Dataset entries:
◇ ◇ ◇
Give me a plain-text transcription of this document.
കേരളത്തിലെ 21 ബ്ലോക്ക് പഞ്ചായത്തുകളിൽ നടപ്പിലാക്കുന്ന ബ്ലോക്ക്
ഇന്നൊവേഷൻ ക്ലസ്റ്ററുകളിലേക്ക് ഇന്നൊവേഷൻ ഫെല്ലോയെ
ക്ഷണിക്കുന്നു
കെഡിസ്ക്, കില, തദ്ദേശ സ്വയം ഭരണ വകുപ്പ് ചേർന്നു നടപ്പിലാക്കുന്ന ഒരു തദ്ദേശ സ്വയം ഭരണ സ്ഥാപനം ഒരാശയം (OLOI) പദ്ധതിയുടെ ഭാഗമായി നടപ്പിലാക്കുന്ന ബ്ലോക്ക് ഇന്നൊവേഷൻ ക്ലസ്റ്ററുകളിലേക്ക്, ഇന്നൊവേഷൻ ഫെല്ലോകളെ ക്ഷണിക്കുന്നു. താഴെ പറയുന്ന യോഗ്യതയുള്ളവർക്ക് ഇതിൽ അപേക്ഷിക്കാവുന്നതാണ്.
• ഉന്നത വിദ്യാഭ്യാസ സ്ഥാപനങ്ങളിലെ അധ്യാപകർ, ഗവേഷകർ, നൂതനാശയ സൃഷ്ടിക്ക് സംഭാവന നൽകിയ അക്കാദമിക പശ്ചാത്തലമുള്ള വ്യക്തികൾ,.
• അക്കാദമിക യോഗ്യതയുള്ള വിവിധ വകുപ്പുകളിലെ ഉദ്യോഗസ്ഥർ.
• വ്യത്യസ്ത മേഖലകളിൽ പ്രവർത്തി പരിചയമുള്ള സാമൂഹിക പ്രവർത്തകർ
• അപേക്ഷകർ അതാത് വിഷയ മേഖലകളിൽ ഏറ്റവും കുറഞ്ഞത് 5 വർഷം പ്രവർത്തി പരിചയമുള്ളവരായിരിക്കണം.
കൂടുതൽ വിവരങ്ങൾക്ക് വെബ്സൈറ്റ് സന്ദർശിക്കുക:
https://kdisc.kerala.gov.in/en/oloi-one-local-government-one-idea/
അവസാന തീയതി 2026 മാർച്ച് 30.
◇ ◇ ◇
• _Given exercise_: From the records above, pull out each line that has "ഖലകള".

• _Response for this exercise_:
• വ്യത്യസ്ത മേഖലകളിൽ പ്രവർത്തി പരിചയമുള്ള സാമൂഹിക പ്രവർത്തകർ
• അപേക്ഷകർ അതാത് വിഷയ മേഖലകളിൽ ഏറ്റവും കുറഞ്ഞത് 5 വർഷം പ്രവർത്തി പരിചയമുള്ളവരായിരിക്കണം.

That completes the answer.